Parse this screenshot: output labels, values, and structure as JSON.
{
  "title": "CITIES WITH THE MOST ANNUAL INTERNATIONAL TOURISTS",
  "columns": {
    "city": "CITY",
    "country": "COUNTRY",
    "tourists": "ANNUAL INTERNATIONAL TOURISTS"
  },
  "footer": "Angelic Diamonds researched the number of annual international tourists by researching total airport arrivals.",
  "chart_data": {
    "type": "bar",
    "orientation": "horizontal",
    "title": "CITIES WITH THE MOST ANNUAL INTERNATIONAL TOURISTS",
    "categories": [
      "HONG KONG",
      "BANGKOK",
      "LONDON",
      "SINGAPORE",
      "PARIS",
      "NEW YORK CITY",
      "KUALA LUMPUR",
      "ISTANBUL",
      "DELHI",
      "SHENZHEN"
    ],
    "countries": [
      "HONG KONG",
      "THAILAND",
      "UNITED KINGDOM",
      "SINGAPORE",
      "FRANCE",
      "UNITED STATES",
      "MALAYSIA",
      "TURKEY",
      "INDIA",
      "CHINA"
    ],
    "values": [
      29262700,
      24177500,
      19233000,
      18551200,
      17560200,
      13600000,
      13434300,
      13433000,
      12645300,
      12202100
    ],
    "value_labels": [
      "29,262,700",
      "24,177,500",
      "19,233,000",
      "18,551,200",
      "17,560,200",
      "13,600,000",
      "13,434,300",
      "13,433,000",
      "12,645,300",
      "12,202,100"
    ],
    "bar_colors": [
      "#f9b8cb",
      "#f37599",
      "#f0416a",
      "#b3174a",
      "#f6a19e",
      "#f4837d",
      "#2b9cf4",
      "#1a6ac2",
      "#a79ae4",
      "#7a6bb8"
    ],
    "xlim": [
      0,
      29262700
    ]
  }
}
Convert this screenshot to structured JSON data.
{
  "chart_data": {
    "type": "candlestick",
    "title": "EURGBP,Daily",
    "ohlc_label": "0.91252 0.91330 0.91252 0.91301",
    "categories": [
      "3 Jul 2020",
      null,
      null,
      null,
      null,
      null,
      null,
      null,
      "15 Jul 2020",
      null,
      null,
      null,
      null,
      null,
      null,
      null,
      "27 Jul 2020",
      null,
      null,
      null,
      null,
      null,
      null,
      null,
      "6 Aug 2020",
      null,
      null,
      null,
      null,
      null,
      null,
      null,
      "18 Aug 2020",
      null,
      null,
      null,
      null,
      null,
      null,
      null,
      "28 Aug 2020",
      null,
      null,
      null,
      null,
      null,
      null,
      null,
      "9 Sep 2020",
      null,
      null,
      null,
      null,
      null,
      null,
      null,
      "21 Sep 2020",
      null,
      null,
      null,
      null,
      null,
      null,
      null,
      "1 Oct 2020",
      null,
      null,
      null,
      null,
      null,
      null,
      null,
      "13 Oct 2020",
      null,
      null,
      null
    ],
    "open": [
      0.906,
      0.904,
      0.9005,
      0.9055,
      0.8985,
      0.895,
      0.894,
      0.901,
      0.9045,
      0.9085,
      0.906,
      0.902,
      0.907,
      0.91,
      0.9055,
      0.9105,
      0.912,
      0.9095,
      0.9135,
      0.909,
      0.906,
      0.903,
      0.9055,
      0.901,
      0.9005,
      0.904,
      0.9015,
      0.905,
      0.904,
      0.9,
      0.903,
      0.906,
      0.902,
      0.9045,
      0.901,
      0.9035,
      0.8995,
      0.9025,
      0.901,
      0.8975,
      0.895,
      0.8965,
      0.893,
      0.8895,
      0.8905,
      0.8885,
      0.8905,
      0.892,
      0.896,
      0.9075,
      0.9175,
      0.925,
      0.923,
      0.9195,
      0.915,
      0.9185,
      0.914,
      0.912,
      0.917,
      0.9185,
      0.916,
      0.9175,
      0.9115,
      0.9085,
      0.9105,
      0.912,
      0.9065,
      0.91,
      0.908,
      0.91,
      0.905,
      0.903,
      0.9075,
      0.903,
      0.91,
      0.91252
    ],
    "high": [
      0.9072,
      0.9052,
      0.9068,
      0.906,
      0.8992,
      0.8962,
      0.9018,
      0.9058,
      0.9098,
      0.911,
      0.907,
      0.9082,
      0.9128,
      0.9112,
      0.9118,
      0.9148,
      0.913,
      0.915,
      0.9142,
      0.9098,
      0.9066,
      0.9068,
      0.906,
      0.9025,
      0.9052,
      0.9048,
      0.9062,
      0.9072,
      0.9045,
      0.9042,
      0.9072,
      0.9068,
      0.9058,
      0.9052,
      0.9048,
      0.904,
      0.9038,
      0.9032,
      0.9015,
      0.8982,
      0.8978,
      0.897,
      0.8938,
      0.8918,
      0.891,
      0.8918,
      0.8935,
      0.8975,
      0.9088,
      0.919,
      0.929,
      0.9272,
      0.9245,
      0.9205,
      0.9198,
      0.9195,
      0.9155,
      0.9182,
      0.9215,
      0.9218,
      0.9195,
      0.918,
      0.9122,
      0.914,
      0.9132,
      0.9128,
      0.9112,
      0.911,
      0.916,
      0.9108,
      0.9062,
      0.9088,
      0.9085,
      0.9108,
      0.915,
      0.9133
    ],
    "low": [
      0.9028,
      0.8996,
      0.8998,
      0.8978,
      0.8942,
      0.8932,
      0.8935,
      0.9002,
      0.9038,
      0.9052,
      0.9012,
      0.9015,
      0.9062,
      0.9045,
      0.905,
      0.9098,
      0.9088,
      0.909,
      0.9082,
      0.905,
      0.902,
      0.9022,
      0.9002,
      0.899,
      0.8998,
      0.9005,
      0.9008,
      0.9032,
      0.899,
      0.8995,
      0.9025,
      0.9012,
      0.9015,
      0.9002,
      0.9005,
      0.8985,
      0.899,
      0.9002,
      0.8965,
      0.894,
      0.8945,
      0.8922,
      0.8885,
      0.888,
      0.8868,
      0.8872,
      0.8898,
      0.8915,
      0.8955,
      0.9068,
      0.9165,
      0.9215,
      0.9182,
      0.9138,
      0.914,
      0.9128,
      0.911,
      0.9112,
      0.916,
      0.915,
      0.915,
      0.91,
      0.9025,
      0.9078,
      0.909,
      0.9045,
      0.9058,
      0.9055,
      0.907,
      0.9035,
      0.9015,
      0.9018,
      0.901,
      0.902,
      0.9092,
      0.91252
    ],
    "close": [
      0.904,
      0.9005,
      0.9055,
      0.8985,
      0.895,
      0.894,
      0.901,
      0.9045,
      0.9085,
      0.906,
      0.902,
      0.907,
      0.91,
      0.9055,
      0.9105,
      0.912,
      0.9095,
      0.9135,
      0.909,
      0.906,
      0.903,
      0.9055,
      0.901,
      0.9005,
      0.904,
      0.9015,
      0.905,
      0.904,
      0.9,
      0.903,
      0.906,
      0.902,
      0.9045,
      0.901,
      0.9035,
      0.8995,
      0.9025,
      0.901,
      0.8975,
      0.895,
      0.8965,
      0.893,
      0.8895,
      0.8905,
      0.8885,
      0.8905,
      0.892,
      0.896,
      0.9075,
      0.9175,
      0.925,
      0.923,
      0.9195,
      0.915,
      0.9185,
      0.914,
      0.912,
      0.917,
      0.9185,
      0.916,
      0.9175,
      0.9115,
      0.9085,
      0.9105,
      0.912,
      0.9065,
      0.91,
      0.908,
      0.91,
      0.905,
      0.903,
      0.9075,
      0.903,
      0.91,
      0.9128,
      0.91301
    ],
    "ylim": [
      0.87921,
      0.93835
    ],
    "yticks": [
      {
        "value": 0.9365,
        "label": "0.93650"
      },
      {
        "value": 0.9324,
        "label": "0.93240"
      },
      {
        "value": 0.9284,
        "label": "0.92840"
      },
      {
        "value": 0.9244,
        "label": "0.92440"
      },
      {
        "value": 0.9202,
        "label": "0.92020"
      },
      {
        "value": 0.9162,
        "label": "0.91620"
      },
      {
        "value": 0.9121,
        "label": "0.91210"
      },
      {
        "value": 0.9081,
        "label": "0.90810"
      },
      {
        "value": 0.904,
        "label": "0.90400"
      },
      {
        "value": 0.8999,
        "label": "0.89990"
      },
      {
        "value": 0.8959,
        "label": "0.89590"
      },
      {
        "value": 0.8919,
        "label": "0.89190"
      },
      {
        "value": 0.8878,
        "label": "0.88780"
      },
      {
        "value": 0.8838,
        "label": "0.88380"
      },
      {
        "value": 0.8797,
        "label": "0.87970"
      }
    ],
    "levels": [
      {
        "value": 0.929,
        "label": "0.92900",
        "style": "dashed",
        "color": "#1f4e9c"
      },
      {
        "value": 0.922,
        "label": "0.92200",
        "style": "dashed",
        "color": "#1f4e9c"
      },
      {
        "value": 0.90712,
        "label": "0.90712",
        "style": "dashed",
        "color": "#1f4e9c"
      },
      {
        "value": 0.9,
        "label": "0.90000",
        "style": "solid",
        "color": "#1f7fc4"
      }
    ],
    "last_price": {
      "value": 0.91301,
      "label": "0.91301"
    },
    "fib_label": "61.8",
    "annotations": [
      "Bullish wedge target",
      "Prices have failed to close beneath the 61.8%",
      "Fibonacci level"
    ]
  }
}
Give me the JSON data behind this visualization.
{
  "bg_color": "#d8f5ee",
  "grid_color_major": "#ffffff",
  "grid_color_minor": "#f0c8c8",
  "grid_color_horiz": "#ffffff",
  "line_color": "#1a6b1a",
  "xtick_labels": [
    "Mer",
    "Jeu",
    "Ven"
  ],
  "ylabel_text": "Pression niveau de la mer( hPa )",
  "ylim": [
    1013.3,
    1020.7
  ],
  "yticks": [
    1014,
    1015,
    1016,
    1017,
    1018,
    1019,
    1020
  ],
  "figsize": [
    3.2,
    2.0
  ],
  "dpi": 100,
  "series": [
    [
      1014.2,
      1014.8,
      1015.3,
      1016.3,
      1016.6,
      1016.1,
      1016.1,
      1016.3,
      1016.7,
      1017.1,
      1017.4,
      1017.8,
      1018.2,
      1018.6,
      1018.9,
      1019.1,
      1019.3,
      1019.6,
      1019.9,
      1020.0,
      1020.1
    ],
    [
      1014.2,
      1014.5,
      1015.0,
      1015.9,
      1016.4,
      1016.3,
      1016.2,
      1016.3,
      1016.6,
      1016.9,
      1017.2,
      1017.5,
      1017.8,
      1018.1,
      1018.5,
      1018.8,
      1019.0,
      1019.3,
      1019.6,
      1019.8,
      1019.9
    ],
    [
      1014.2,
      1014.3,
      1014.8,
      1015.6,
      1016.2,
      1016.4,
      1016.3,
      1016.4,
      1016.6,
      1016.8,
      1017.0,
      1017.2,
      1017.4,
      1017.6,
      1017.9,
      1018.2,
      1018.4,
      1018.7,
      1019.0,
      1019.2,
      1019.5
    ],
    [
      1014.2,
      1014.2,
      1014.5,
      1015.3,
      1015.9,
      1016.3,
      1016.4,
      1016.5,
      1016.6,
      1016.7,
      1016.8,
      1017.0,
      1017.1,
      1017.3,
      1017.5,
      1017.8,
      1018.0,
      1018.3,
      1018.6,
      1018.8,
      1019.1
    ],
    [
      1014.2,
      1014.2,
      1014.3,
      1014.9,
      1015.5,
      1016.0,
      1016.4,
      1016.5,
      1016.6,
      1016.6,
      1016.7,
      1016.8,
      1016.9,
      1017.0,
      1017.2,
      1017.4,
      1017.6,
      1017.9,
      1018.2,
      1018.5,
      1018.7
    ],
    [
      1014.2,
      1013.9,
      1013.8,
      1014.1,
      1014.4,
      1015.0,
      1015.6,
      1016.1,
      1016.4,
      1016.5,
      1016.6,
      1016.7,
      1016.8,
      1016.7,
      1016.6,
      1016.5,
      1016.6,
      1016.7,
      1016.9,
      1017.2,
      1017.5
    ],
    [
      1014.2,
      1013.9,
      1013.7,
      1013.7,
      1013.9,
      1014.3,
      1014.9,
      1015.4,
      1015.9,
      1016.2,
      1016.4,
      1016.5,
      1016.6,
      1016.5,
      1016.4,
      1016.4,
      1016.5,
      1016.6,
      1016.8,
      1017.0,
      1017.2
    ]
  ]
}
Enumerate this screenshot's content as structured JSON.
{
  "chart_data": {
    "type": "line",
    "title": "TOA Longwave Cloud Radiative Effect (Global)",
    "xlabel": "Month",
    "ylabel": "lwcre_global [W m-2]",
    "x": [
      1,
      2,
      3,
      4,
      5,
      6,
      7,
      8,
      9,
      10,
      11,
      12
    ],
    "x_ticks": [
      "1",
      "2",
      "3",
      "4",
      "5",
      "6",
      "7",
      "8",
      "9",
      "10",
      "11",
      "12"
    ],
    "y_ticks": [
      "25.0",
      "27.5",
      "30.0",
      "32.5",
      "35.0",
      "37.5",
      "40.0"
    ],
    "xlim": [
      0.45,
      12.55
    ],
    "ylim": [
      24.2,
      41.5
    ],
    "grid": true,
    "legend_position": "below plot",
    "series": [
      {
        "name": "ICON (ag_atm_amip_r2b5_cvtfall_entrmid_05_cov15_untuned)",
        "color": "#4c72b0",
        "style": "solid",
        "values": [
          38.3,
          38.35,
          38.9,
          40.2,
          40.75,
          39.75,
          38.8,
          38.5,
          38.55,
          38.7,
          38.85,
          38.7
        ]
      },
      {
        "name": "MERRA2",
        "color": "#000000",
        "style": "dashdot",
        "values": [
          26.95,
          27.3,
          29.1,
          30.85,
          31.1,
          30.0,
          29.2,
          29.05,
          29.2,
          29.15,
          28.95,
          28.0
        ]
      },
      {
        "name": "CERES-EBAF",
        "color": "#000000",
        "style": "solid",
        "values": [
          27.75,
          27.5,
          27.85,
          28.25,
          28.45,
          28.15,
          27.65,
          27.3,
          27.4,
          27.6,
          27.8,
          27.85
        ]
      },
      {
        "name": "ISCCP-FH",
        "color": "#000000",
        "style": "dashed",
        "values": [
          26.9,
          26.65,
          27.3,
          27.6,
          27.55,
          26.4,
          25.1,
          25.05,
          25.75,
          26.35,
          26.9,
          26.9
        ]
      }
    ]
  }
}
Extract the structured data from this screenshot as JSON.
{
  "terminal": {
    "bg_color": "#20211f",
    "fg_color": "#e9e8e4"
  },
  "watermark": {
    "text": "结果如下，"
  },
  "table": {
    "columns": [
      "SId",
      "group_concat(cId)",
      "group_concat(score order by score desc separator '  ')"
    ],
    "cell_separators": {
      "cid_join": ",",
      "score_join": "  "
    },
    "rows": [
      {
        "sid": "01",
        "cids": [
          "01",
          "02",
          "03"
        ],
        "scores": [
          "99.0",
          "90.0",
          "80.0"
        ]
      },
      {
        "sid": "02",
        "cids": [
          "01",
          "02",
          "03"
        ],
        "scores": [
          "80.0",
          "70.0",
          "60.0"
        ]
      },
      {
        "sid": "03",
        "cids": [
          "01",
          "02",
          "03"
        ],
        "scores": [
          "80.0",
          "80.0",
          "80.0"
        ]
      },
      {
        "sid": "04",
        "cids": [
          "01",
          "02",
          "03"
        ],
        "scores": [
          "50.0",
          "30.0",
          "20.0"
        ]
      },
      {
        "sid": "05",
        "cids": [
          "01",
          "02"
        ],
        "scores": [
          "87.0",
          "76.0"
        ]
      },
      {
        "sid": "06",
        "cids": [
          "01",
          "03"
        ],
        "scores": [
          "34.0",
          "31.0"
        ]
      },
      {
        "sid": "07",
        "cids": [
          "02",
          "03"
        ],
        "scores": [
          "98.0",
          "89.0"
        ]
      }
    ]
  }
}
+-------+
## What you have to do
State the number of lines above that hold the string "MOST", with nothing added.

## Exercise response
2